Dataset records
====================
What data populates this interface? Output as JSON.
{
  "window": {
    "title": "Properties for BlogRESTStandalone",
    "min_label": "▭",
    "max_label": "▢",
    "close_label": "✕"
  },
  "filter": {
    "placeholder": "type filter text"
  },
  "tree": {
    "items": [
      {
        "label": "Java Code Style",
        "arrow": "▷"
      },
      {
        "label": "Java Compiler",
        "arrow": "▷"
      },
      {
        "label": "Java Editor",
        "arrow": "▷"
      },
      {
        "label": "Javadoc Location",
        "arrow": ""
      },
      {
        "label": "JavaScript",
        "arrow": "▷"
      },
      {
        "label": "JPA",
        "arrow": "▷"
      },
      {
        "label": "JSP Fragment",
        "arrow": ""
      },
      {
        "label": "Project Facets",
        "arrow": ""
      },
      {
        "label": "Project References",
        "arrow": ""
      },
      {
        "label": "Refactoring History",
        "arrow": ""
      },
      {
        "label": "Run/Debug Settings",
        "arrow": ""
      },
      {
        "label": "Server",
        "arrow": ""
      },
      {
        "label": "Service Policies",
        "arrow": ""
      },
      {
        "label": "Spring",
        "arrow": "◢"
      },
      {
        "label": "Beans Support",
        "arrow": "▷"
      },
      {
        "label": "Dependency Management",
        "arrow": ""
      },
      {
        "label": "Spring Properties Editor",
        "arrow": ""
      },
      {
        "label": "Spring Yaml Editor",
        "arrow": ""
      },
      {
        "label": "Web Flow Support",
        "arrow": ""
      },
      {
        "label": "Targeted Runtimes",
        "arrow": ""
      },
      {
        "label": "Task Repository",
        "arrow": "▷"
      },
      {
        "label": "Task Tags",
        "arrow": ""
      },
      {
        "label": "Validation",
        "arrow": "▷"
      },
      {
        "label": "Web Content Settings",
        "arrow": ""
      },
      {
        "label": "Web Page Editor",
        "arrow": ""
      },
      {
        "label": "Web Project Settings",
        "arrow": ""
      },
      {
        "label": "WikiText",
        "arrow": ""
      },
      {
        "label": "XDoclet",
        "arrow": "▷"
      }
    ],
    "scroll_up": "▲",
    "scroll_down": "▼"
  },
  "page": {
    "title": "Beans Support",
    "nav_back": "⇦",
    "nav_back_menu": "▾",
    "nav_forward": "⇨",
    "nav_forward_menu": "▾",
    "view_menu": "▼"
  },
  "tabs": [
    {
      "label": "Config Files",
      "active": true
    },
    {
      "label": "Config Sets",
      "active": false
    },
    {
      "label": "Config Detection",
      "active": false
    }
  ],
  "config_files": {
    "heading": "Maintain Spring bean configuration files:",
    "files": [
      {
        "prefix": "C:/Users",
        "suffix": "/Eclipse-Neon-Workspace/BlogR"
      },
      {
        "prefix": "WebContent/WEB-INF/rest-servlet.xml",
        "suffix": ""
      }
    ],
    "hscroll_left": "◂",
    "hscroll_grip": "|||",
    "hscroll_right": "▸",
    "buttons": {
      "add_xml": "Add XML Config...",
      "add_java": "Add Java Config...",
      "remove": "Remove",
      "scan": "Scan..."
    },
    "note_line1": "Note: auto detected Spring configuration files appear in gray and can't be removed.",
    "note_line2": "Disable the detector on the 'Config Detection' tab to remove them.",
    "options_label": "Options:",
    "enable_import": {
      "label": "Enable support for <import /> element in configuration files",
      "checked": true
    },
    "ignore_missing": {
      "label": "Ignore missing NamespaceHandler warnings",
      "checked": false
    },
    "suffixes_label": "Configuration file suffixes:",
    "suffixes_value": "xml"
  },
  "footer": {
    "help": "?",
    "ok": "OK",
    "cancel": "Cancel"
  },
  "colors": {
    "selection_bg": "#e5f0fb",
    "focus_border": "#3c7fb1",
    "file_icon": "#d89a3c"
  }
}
====================
> WHAT IS BEING ASKED
Write down every line of the data exactly as it appears above.

> RESPONSE TO THIS EXERCISE
What data populates this interface? Output as JSON.
{
  "window": {
    "title": "Properties for BlogRESTStandalone",
    "min_label": "▭",
    "max_label": "▢",
    "close_label": "✕"
  },
  "filter": {
    "placeholder": "type filter text"
  },
  "tree": {
    "items": [
      {
        "label": "Java Code Style",
        "arrow": "▷"
      },
      {
        "label": "Java Compiler",
        "arrow": "▷"
      },
      {
        "label": "Java Editor",
        "arrow": "▷"
      },
      {
        "label": "Javadoc Location",
        "arrow": ""
      },
      {
        "label": "JavaScript",
        "arrow": "▷"
      },
      {
        "label": "JPA",
        "arrow": "▷"
      },
      {
        "label": "JSP Fragment",
        "arrow": ""
      },
      {
        "label": "Project Facets",
        "arrow": ""
      },
      {
        "label": "Project References",
        "arrow": ""
      },
      {
        "label": "Refactoring History",
        "arrow": ""
      },
      {
        "label": "Run/Debug Settings",
        "arrow": ""
      },
      {
        "label": "Server",
        "arrow": ""
      },
      {
        "label": "Service Policies",
        "arrow": ""
      },
      {
        "label": "Spring",
        "arrow": "◢"
      },
      {
        "label": "Beans Support",
        "arrow": "▷"
      },
      {
        "label": "Dependency Management",
        "arrow": ""
      },
      {
        "label": "Spring Properties Editor",
        "arrow": ""
      },
      {
        "label": "Spring Yaml Editor",
        "arrow": ""
      },
      {
        "label": "Web Flow Support",
        "arrow": ""
      },
      {
        "label": "Targeted Runtimes",
        "arrow": ""
      },
      {
        "label": "Task Repository",
        "arrow": "▷"
      },
      {
        "label": "Task Tags",
        "arrow": ""
      },
      {
        "label": "Validation",
        "arrow": "▷"
      },
      {
        "label": "Web Content Settings",
        "arrow": ""
      },
      {
        "label": "Web Page Editor",
        "arrow": ""
      },
      {
        "label": "Web Project Settings",
        "arrow": ""
      },
      {
        "label": "WikiText",
        "arrow": ""
      },
      {
        "label": "XDoclet",
        "arrow": "▷"
      }
    ],
    "scroll_up": "▲",
    "scroll_down": "▼"
  },
  "page": {
    "title": "Beans Support",
    "nav_back": "⇦",
    "nav_back_menu": "▾",
    "nav_forward": "⇨",
    "nav_forward_menu": "▾",
    "view_menu": "▼"
  },
  "tabs": [
    {
      "label": "Config Files",
      "active": true
    },
    {
      "label": "Config Sets",
      "active": false
    },
    {
      "label": "Config Detection",
      "active": false
    }
  ],
  "config_files": {
    "heading": "Maintain Spring bean configuration files:",
    "files": [
      {
        "prefix": "C:/Users",
        "suffix": "/Eclipse-Neon-Workspace/BlogR"
      },
      {
        "prefix": "WebContent/WEB-INF/rest-servlet.xml",
        "suffix": ""
      }
    ],
    "hscroll_left": "◂",
    "hscroll_grip": "|||",
    "hscroll_right": "▸",
    "buttons": {
      "add_xml": "Add XML Config...",
      "add_java": "Add Java Config...",
      "remove": "Remove",
      "scan": "Scan..."
    },
    "note_line1": "Note: auto detected Spring configuration files appear in gray and can't be removed.",
    "note_line2": "Disable the detector on the 'Config Detection' tab to remove them.",
    "options_label": "Options:",
    "enable_import": {
      "label": "Enable support for <import /> element in configuration files",
      "checked": true
    },
    "ignore_missing": {
      "label": "Ignore missing NamespaceHandler warnings",
      "checked": false
    },
    "suffixes_label": "Configuration file suffixes:",
    "suffixes_value": "xml"
  },
  "footer": {
    "help": "?",
    "ok": "OK",
    "cancel": "Cancel"
  },
  "colors": {
    "selection_bg": "#e5f0fb",
    "focus_border": "#3c7fb1",
    "file_icon": "#d89a3c"
  }
}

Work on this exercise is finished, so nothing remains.